▸ The task: Format the lines below as a JSON list of strings, one string per line, leaving out any blank lines.

=== Data to process ===

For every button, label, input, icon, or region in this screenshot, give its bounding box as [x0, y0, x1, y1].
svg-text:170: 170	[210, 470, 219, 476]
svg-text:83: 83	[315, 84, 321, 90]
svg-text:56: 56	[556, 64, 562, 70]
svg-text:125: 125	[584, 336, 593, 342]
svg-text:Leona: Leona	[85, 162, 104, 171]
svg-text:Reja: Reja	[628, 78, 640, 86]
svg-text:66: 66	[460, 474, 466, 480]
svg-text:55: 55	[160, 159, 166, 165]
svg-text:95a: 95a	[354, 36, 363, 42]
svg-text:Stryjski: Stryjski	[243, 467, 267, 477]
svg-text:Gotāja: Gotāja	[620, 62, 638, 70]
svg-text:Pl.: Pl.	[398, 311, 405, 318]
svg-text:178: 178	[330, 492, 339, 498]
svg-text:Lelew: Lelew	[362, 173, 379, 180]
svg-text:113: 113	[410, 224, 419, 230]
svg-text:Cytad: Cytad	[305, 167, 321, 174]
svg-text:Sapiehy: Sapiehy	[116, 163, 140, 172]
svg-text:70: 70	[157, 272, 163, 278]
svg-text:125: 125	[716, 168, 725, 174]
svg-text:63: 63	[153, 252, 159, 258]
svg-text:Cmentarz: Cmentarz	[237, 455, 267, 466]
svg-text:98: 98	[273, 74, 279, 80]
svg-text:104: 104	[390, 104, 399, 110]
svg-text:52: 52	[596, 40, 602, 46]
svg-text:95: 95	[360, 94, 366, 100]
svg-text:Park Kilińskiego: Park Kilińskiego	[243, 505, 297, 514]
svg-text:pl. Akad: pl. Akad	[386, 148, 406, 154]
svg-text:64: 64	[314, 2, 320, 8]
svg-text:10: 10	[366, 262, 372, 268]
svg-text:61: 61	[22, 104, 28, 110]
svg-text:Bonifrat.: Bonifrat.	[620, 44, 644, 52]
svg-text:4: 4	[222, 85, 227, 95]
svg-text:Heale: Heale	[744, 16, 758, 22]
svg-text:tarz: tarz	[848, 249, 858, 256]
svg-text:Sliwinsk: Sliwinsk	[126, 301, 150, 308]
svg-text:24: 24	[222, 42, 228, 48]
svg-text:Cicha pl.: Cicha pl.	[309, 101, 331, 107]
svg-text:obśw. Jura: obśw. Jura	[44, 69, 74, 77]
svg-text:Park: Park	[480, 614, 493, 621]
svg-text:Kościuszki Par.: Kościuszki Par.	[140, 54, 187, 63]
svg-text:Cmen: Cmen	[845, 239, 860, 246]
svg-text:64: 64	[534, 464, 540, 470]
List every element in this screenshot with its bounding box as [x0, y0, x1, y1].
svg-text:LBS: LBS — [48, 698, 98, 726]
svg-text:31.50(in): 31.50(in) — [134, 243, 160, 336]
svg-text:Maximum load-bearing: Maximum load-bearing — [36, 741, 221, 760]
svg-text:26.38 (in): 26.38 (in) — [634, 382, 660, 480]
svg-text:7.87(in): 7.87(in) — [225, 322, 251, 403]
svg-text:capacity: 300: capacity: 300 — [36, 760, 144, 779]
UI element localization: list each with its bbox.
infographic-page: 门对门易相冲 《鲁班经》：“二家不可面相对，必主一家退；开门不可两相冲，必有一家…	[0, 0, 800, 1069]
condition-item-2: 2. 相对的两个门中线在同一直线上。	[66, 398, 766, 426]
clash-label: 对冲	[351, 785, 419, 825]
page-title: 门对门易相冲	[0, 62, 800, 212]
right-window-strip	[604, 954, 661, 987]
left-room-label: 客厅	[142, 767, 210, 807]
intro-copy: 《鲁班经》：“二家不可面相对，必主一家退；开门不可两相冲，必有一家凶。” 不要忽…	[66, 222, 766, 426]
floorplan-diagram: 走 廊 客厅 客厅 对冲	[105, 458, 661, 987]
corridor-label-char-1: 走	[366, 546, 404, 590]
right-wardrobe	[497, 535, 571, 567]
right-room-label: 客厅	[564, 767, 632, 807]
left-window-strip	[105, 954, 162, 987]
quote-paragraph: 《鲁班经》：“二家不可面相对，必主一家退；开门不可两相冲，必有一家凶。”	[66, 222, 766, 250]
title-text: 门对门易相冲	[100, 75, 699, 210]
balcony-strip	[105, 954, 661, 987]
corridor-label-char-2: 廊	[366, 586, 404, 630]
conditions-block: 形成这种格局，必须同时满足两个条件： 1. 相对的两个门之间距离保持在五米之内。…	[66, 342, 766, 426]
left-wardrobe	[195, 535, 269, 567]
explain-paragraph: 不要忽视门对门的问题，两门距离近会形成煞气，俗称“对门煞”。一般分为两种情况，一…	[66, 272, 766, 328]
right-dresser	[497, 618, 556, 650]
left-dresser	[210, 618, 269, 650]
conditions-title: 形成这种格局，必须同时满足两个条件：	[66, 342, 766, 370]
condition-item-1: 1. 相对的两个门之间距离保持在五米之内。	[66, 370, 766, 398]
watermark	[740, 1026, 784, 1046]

===

▸ The answer:
[
  "For every button, label, input, icon, or region in this screenshot, give its bounding box as [x0, y0, x1, y1].",
  "svg-text:170: 170\t[210, 470, 219, 476]",
  "svg-text:83: 83\t[315, 84, 321, 90]",
  "svg-text:56: 56\t[556, 64, 562, 70]",
  "svg-text:125: 125\t[584, 336, 593, 342]",
  "svg-text:Leona: Leona\t[85, 162, 104, 171]",
  "svg-text:Reja: Reja\t[628, 78, 640, 86]",
  "svg-text:66: 66\t[460, 474, 466, 480]",
  "svg-text:55: 55\t[160, 159, 166, 165]",
  "svg-text:95a: 95a\t[354, 36, 363, 42]",
  "svg-text:Stryjski: Stryjski\t[243, 467, 267, 477]",
  "svg-text:Gotāja: Gotāja\t[620, 62, 638, 70]",
  "svg-text:Pl.: Pl.\t[398, 311, 405, 318]",
  "svg-text:178: 178\t[330, 492, 339, 498]",
  "svg-text:Lelew: Lelew\t[362, 173, 379, 180]",
  "svg-text:113: 113\t[410, 224, 419, 230]",
  "svg-text:Cytad: Cytad\t[305, 167, 321, 174]",
  "svg-text:Sapiehy: Sapiehy\t[116, 163, 140, 172]",
  "svg-text:70: 70\t[157, 272, 163, 278]",
  "svg-text:125: 125\t[716, 168, 725, 174]",
  "svg-text:63: 63\t[153, 252, 159, 258]",
  "svg-text:Cmentarz: Cmentarz\t[237, 455, 267, 466]",
  "svg-text:98: 98\t[273, 74, 279, 80]",
  "svg-text:104: 104\t[390, 104, 399, 110]",
  "svg-text:52: 52\t[596, 40, 602, 46]",
  "svg-text:95: 95\t[360, 94, 366, 100]",
  "svg-text:Park Kilińskiego: Park Kilińskiego\t[243, 505, 297, 514]",
  "svg-text:pl. Akad: pl. Akad\t[386, 148, 406, 154]",
  "svg-text:64: 64\t[314, 2, 320, 8]",
  "svg-text:10: 10\t[366, 262, 372, 268]",
  "svg-text:61: 61\t[22, 104, 28, 110]",
  "svg-text:Bonifrat.: Bonifrat.\t[620, 44, 644, 52]",
  "svg-text:4: 4\t[222, 85, 227, 95]",
  "svg-text:Heale: Heale\t[744, 16, 758, 22]",
  "svg-text:tarz: tarz\t[848, 249, 858, 256]",
  "svg-text:Sliwinsk: Sliwinsk\t[126, 301, 150, 308]",
  "svg-text:24: 24\t[222, 42, 228, 48]",
  "svg-text:Cicha pl.: Cicha pl.\t[309, 101, 331, 107]",
  "svg-text:obśw. Jura: obśw. Jura\t[44, 69, 74, 77]",
  "svg-text:Park: Park\t[480, 614, 493, 621]",
  "svg-text:Kościuszki Par.: Kościuszki Par.\t[140, 54, 187, 63]",
  "svg-text:Cmen: Cmen\t[845, 239, 860, 246]",
  "svg-text:64: 64\t[534, 464, 540, 470]",
  "List every element in this screenshot with its bounding box as [x0, y0, x1, y1].",
  "svg-text:LBS: LBS — [48, 698, 98, 726]",
  "svg-text:31.50(in): 31.50(in) — [134, 243, 160, 336]",
  "svg-text:Maximum load-bearing: Maximum load-bearing — [36, 741, 221, 760]",
  "svg-text:26.38 (in): 26.38 (in) — [634, 382, 660, 480]",
  "svg-text:7.87(in): 7.87(in) — [225, 322, 251, 403]",
  "svg-text:capacity: 300: capacity: 300 — [36, 760, 144, 779]",
  "UI element localization: list each with its bbox.",
  "infographic-page: 门对门易相冲 《鲁班经》：“二家不可面相对，必主一家退；开门不可两相冲，必有一家…\t[0, 0, 800, 1069]",
  "condition-item-2: 2. 相对的两个门中线在同一直线上。\t[66, 398, 766, 426]",
  "clash-label: 对冲\t[351, 785, 419, 825]",
  "page-title: 门对门易相冲\t[0, 62, 800, 212]",
  "right-window-strip\t[604, 954, 661, 987]",
  "left-room-label: 客厅\t[142, 767, 210, 807]",
  "intro-copy: 《鲁班经》：“二家不可面相对，必主一家退；开门不可两相冲，必有一家凶。” 不要忽…\t[66, 222, 766, 426]",
  "floorplan-diagram: 走 廊 客厅 客厅 对冲\t[105, 458, 661, 987]",
  "corridor-label-char-1: 走\t[366, 546, 404, 590]",
  "right-wardrobe\t[497, 535, 571, 567]",
  "right-room-label: 客厅\t[564, 767, 632, 807]",
  "left-window-strip\t[105, 954, 162, 987]",
  "quote-paragraph: 《鲁班经》：“二家不可面相对，必主一家退；开门不可两相冲，必有一家凶。”\t[66, 222, 766, 250]",
  "title-text: 门对门易相冲\t[100, 75, 699, 210]",
  "balcony-strip\t[105, 954, 661, 987]",
  "corridor-label-char-2: 廊\t[366, 586, 404, 630]",
  "conditions-block: 形成这种格局，必须同时满足两个条件： 1. 相对的两个门之间距离保持在五米之内。…\t[66, 342, 766, 426]",
  "left-wardrobe\t[195, 535, 269, 567]",
  "explain-paragraph: 不要忽视门对门的问题，两门距离近会形成煞气，俗称“对门煞”。一般分为两种情况，一…\t[66, 272, 766, 328]",
  "right-dresser\t[497, 618, 556, 650]",
  "left-dresser\t[210, 618, 269, 650]",
  "conditions-title: 形成这种格局，必须同时满足两个条件：\t[66, 342, 766, 370]",
  "condition-item-1: 1. 相对的两个门之间距离保持在五米之内。\t[66, 370, 766, 398]",
  "watermark\t[740, 1026, 784, 1046]"
]